> _Task prompt_:
Write out the entries verbatim and leave the images out of the copy.

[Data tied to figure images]

● ● ● ●

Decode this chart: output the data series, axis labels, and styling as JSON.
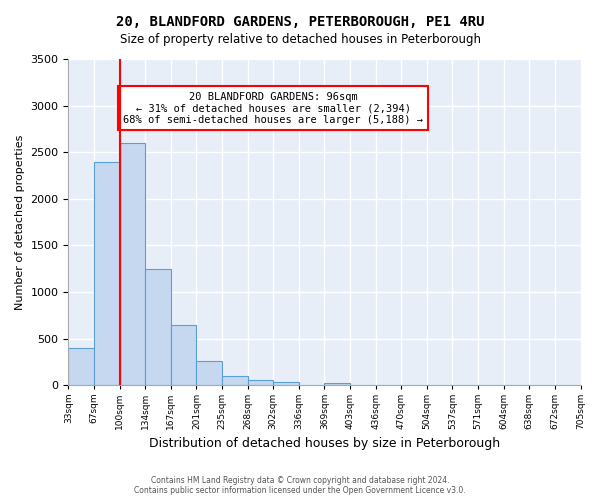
{
  "title": "20, BLANDFORD GARDENS, PETERBOROUGH, PE1 4RU",
  "subtitle": "Size of property relative to detached houses in Peterborough",
  "xlabel": "Distribution of detached houses by size in Peterborough",
  "ylabel": "Number of detached properties",
  "bar_color": "#c5d8f0",
  "bar_edge_color": "#5a9fd4",
  "background_color": "#e8eef8",
  "grid_color": "#ffffff",
  "ylim": [
    0,
    3500
  ],
  "yticks": [
    0,
    500,
    1000,
    1500,
    2000,
    2500,
    3000,
    3500
  ],
  "bin_labels": [
    "33sqm",
    "67sqm",
    "100sqm",
    "134sqm",
    "167sqm",
    "201sqm",
    "235sqm",
    "268sqm",
    "302sqm",
    "336sqm",
    "369sqm",
    "403sqm",
    "436sqm",
    "470sqm",
    "504sqm",
    "537sqm",
    "571sqm",
    "604sqm",
    "638sqm",
    "672sqm",
    "705sqm"
  ],
  "bar_values": [
    400,
    2400,
    2600,
    1250,
    650,
    260,
    100,
    55,
    35,
    0,
    30,
    0,
    0,
    0,
    0,
    0,
    0,
    0,
    0,
    0
  ],
  "annotation_title": "20 BLANDFORD GARDENS: 96sqm",
  "annotation_line1": "← 31% of detached houses are smaller (2,394)",
  "annotation_line2": "68% of semi-detached houses are larger (5,188) →",
  "red_line_bin": 2,
  "footer1": "Contains HM Land Registry data © Crown copyright and database right 2024.",
  "footer2": "Contains public sector information licensed under the Open Government Licence v3.0."
}
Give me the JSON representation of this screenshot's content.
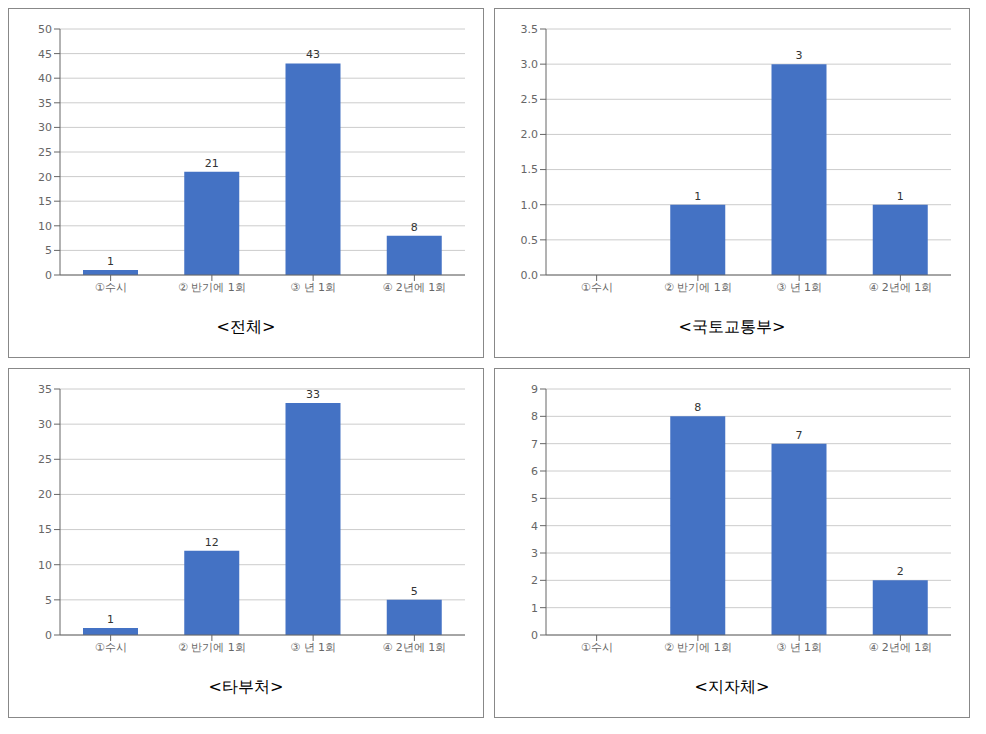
{
  "chart_data": [
    {
      "type": "bar",
      "title": "<전체>",
      "categories": [
        "①수시",
        "② 반기에 1회",
        "③ 년 1회",
        "④ 2년에 1회"
      ],
      "values": [
        1,
        21,
        43,
        8
      ],
      "color": "#4472C4",
      "ylim": [
        0,
        50
      ],
      "yticks": [
        0,
        5,
        10,
        15,
        20,
        25,
        30,
        35,
        40,
        45,
        50
      ],
      "grid": true,
      "data_labels": true
    },
    {
      "type": "bar",
      "title": "<국토교통부>",
      "categories": [
        "①수시",
        "② 반기에 1회",
        "③ 년 1회",
        "④ 2년에 1회"
      ],
      "values": [
        0,
        1,
        3,
        1
      ],
      "color": "#4472C4",
      "ylim": [
        0,
        3.5
      ],
      "yticks": [
        {
          "value": 0,
          "label": "0.0"
        },
        0.5,
        {
          "value": 1,
          "label": "1.0"
        },
        1.5,
        {
          "value": 2,
          "label": "2.0"
        },
        2.5,
        {
          "value": 3,
          "label": "3.0"
        },
        3.5
      ],
      "grid": true,
      "data_labels": true
    },
    {
      "type": "bar",
      "title": "<타부처>",
      "categories": [
        "①수시",
        "② 반기에 1회",
        "③ 년 1회",
        "④ 2년에 1회"
      ],
      "values": [
        1,
        12,
        33,
        5
      ],
      "color": "#4472C4",
      "ylim": [
        0,
        35
      ],
      "yticks": [
        0,
        5,
        10,
        15,
        20,
        25,
        30,
        35
      ],
      "grid": true,
      "data_labels": true
    },
    {
      "type": "bar",
      "title": "<지자체>",
      "categories": [
        "①수시",
        "② 반기에 1회",
        "③ 년 1회",
        "④ 2년에 1회"
      ],
      "values": [
        0,
        8,
        7,
        2
      ],
      "color": "#4472C4",
      "ylim": [
        0,
        9
      ],
      "yticks": [
        0,
        1,
        2,
        3,
        4,
        5,
        6,
        7,
        8,
        9
      ],
      "grid": true,
      "data_labels": true
    }
  ]
}
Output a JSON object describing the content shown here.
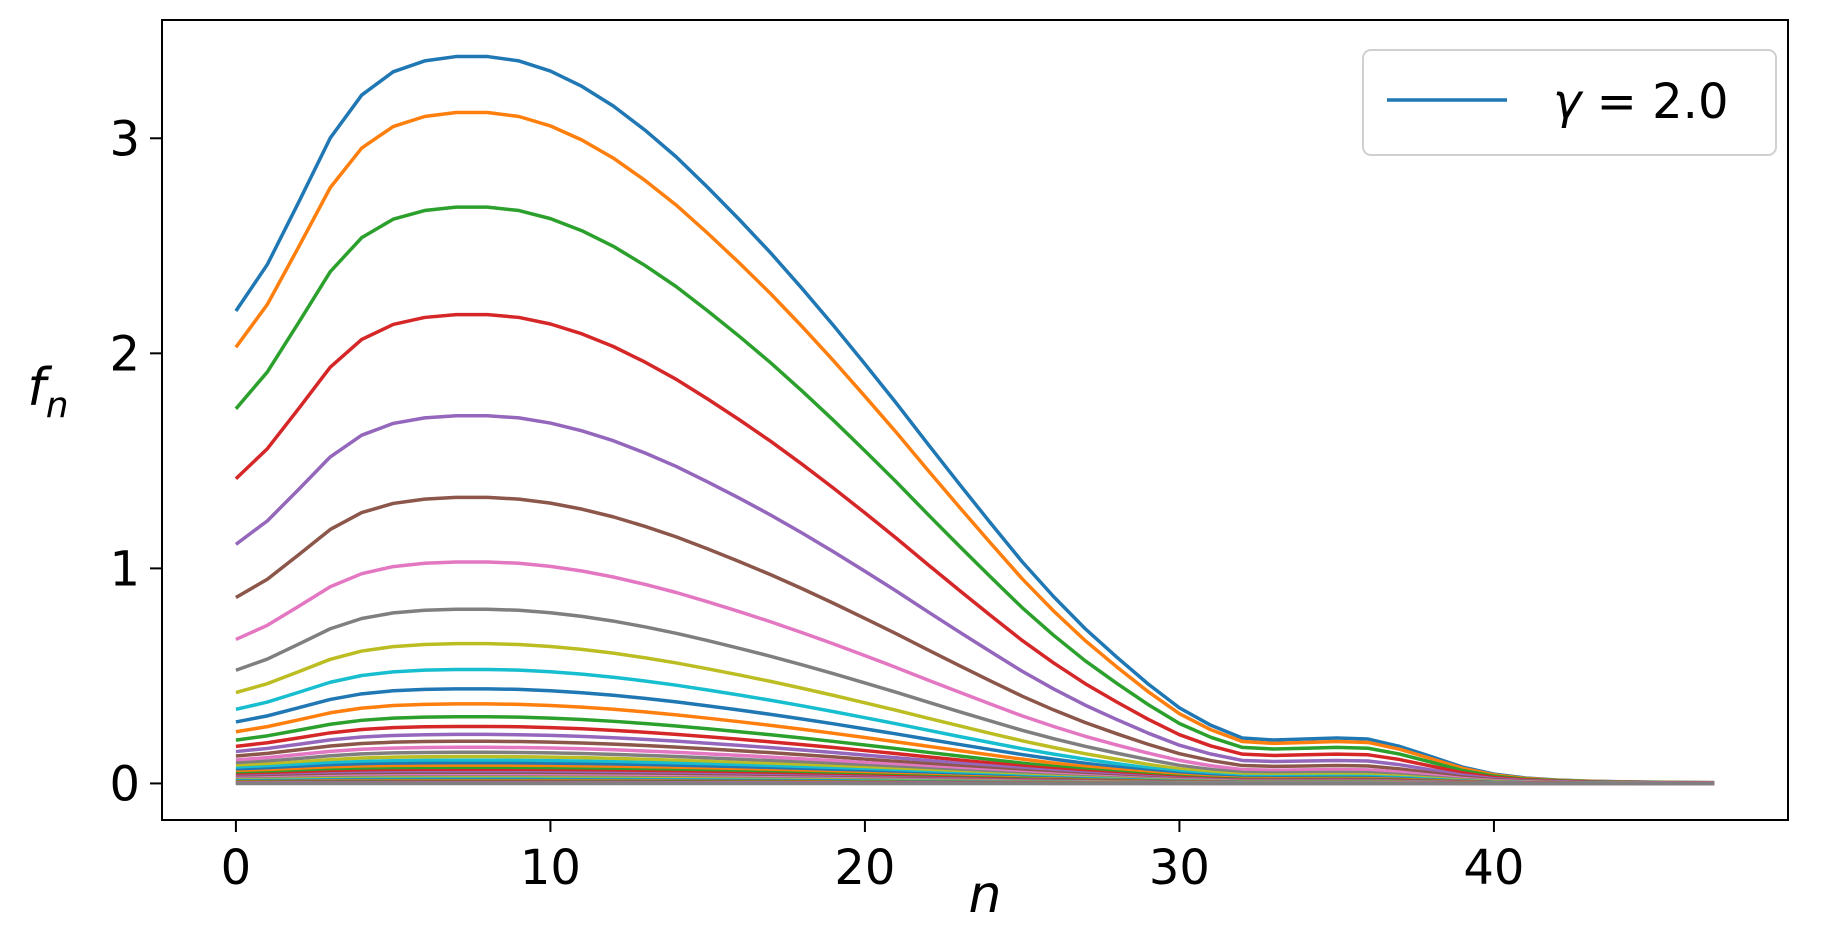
{
  "chart_data": {
    "type": "line",
    "title": "",
    "xlabel": "n",
    "ylabel_main": "f",
    "ylabel_sub": "n",
    "xlim": [
      -2.35,
      49.35
    ],
    "ylim": [
      -0.17,
      3.55
    ],
    "xticks": [
      0,
      10,
      20,
      30,
      40
    ],
    "yticks": [
      0,
      1,
      2,
      3
    ],
    "x_max": 47,
    "legend": {
      "position": "top-right",
      "label_symbol": "γ",
      "label_rest": " = 2.0",
      "color": "#1f77b4"
    },
    "grid": false,
    "palette": [
      "#1f77b4",
      "#ff7f0e",
      "#2ca02c",
      "#d62728",
      "#9467bd",
      "#8c564b",
      "#e377c2",
      "#7f7f7f",
      "#bcbd22",
      "#17becf"
    ],
    "series": [
      {
        "peak": 3.38
      },
      {
        "peak": 3.12
      },
      {
        "peak": 2.68
      },
      {
        "peak": 2.18
      },
      {
        "peak": 1.71
      },
      {
        "peak": 1.33
      },
      {
        "peak": 1.03
      },
      {
        "peak": 0.81
      },
      {
        "peak": 0.65
      },
      {
        "peak": 0.53
      },
      {
        "peak": 0.44
      },
      {
        "peak": 0.37
      },
      {
        "peak": 0.31
      },
      {
        "peak": 0.265
      },
      {
        "peak": 0.228
      },
      {
        "peak": 0.196
      },
      {
        "peak": 0.168
      },
      {
        "peak": 0.145
      },
      {
        "peak": 0.125
      },
      {
        "peak": 0.108
      },
      {
        "peak": 0.093
      },
      {
        "peak": 0.08
      },
      {
        "peak": 0.069
      },
      {
        "peak": 0.059
      },
      {
        "peak": 0.05
      },
      {
        "peak": 0.043
      },
      {
        "peak": 0.036
      },
      {
        "peak": 0.03
      },
      {
        "peak": 0.025
      },
      {
        "peak": 0.02
      },
      {
        "peak": 0.016
      },
      {
        "peak": 0.012
      },
      {
        "peak": 0.009
      },
      {
        "peak": 0.006
      },
      {
        "peak": 0.004
      },
      {
        "peak": 0.002
      },
      {
        "peak": 0.001
      },
      {
        "peak": 0.0
      }
    ],
    "shape": [
      0.65,
      0.714,
      0.8,
      0.888,
      0.947,
      0.979,
      0.994,
      1.0,
      1.0,
      0.994,
      0.98,
      0.959,
      0.932,
      0.899,
      0.862,
      0.82,
      0.776,
      0.73,
      0.681,
      0.63,
      0.577,
      0.523,
      0.467,
      0.412,
      0.358,
      0.305,
      0.257,
      0.213,
      0.174,
      0.137,
      0.104,
      0.08,
      0.0625,
      0.0597,
      0.0611,
      0.0625,
      0.0611,
      0.051,
      0.037,
      0.0225,
      0.0128,
      0.0075,
      0.0048,
      0.0032,
      0.0024,
      0.0018,
      0.0014,
      0.0012
    ]
  }
}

● ● ● ●

> _Full solution_:
Decode this chart: output the data series, axis labels, and styling as JSON.
{
  "title": "20, BLANDFORD GARDENS, PETERBOROUGH, PE1 4RU",
  "subtitle": "Size of property relative to detached houses in Peterborough",
  "xlabel": "Distribution of detached houses by size in Peterborough",
  "ylabel": "Number of detached properties",
  "bar_color": "#c5d8f0",
  "bar_edge_color": "#5a9fd4",
  "background_color": "#e8eef8",
  "grid_color": "#ffffff",
  "ylim": [
    0,
    3500
  ],
  "yticks": [
    0,
    500,
    1000,
    1500,
    2000,
    2500,
    3000,
    3500
  ],
  "bin_labels": [
    "33sqm",
    "67sqm",
    "100sqm",
    "134sqm",
    "167sqm",
    "201sqm",
    "235sqm",
    "268sqm",
    "302sqm",
    "336sqm",
    "369sqm",
    "403sqm",
    "436sqm",
    "470sqm",
    "504sqm",
    "537sqm",
    "571sqm",
    "604sqm",
    "638sqm",
    "672sqm",
    "705sqm"
  ],
  "bar_values": [
    400,
    2400,
    2600,
    1250,
    650,
    260,
    100,
    55,
    35,
    0,
    30,
    0,
    0,
    0,
    0,
    0,
    0,
    0,
    0,
    0
  ],
  "annotation_title": "20 BLANDFORD GARDENS: 96sqm",
  "annotation_line1": "← 31% of detached houses are smaller (2,394)",
  "annotation_line2": "68% of semi-detached houses are larger (5,188) →",
  "red_line_bin": 2,
  "footer1": "Contains HM Land Registry data © Crown copyright and database right 2024.",
  "footer2": "Contains public sector information licensed under the Open Government Licence v3.0."
}
Give me the JSON representation of this screenshot's content.
{
  "chart_data": [
    {
      "type": "bar",
      "title": "<전체>",
      "categories": [
        "①수시",
        "② 반기에 1회",
        "③ 년 1회",
        "④ 2년에 1회"
      ],
      "values": [
        1,
        21,
        43,
        8
      ],
      "color": "#4472C4",
      "ylim": [
        0,
        50
      ],
      "yticks": [
        0,
        5,
        10,
        15,
        20,
        25,
        30,
        35,
        40,
        45,
        50
      ],
      "grid": true,
      "data_labels": true
    },
    {
      "type": "bar",
      "title": "<국토교통부>",
      "categories": [
        "①수시",
        "② 반기에 1회",
        "③ 년 1회",
        "④ 2년에 1회"
      ],
      "values": [
        0,
        1,
        3,
        1
      ],
      "color": "#4472C4",
      "ylim": [
        0,
        3.5
      ],
      "yticks": [
        {
          "value": 0,
          "label": "0.0"
        },
        0.5,
        {
          "value": 1,
          "label": "1.0"
        },
        1.5,
        {
          "value": 2,
          "label": "2.0"
        },
        2.5,
        {
          "value": 3,
          "label": "3.0"
        },
        3.5
      ],
      "grid": true,
      "data_labels": true
    },
    {
      "type": "bar",
      "title": "<타부처>",
      "categories": [
        "①수시",
        "② 반기에 1회",
        "③ 년 1회",
        "④ 2년에 1회"
      ],
      "values": [
        1,
        12,
        33,
        5
      ],
      "color": "#4472C4",
      "ylim": [
        0,
        35
      ],
      "yticks": [
        0,
        5,
        10,
        15,
        20,
        25,
        30,
        35
      ],
      "grid": true,
      "data_labels": true
    },
    {
      "type": "bar",
      "title": "<지자체>",
      "categories": [
        "①수시",
        "② 반기에 1회",
        "③ 년 1회",
        "④ 2년에 1회"
      ],
      "values": [
        0,
        8,
        7,
        2
      ],
      "color": "#4472C4",
      "ylim": [
        0,
        9
      ],
      "yticks": [
        0,
        1,
        2,
        3,
        4,
        5,
        6,
        7,
        8,
        9
      ],
      "grid": true,
      "data_labels": true
    }
  ]
}
Output a JSON object describing the content shown here.
{
  "chart_data": {
    "type": "line",
    "title": "",
    "xlabel": "n",
    "ylabel_main": "f",
    "ylabel_sub": "n",
    "xlim": [
      -2.35,
      49.35
    ],
    "ylim": [
      -0.17,
      3.55
    ],
    "xticks": [
      0,
      10,
      20,
      30,
      40
    ],
    "yticks": [
      0,
      1,
      2,
      3
    ],
    "x_max": 47,
    "legend": {
      "position": "top-right",
      "label_symbol": "γ",
      "label_rest": " = 2.0",
      "color": "#1f77b4"
    },
    "grid": false,
    "palette": [
      "#1f77b4",
      "#ff7f0e",
      "#2ca02c",
      "#d62728",
      "#9467bd",
      "#8c564b",
      "#e377c2",
      "#7f7f7f",
      "#bcbd22",
      "#17becf"
    ],
    "series": [
      {
        "peak": 3.38
      },
      {
        "peak": 3.12
      },
      {
        "peak": 2.68
      },
      {
        "peak": 2.18
      },
      {
        "peak": 1.71
      },
      {
        "peak": 1.33
      },
      {
        "peak": 1.03
      },
      {
        "peak": 0.81
      },
      {
        "peak": 0.65
      },
      {
        "peak": 0.53
      },
      {
        "peak": 0.44
      },
      {
        "peak": 0.37
      },
      {
        "peak": 0.31
      },
      {
        "peak": 0.265
      },
      {
        "peak": 0.228
      },
      {
        "peak": 0.196
      },
      {
        "peak": 0.168
      },
      {
        "peak": 0.145
      },
      {
        "peak": 0.125
      },
      {
        "peak": 0.108
      },
      {
        "peak": 0.093
      },
      {
        "peak": 0.08
      },
      {
        "peak": 0.069
      },
      {
        "peak": 0.059
      },
      {
        "peak": 0.05
      },
      {
        "peak": 0.043
      },
      {
        "peak": 0.036
      },
      {
        "peak": 0.03
      },
      {
        "peak": 0.025
      },
      {
        "peak": 0.02
      },
      {
        "peak": 0.016
      },
      {
        "peak": 0.012
      },
      {
        "peak": 0.009
      },
      {
        "peak": 0.006
      },
      {
        "peak": 0.004
      },
      {
        "peak": 0.002
      },
      {
        "peak": 0.001
      },
      {
        "peak": 0.0
      }
    ],
    "shape": [
      0.65,
      0.714,
      0.8,
      0.888,
      0.947,
      0.979,
      0.994,
      1.0,
      1.0,
      0.994,
      0.98,
      0.959,
      0.932,
      0.899,
      0.862,
      0.82,
      0.776,
      0.73,
      0.681,
      0.63,
      0.577,
      0.523,
      0.467,
      0.412,
      0.358,
      0.305,
      0.257,
      0.213,
      0.174,
      0.137,
      0.104,
      0.08,
      0.0625,
      0.0597,
      0.0611,
      0.0625,
      0.0611,
      0.051,
      0.037,
      0.0225,
      0.0128,
      0.0075,
      0.0048,
      0.0032,
      0.0024,
      0.0018,
      0.0014,
      0.0012
    ]
  }
}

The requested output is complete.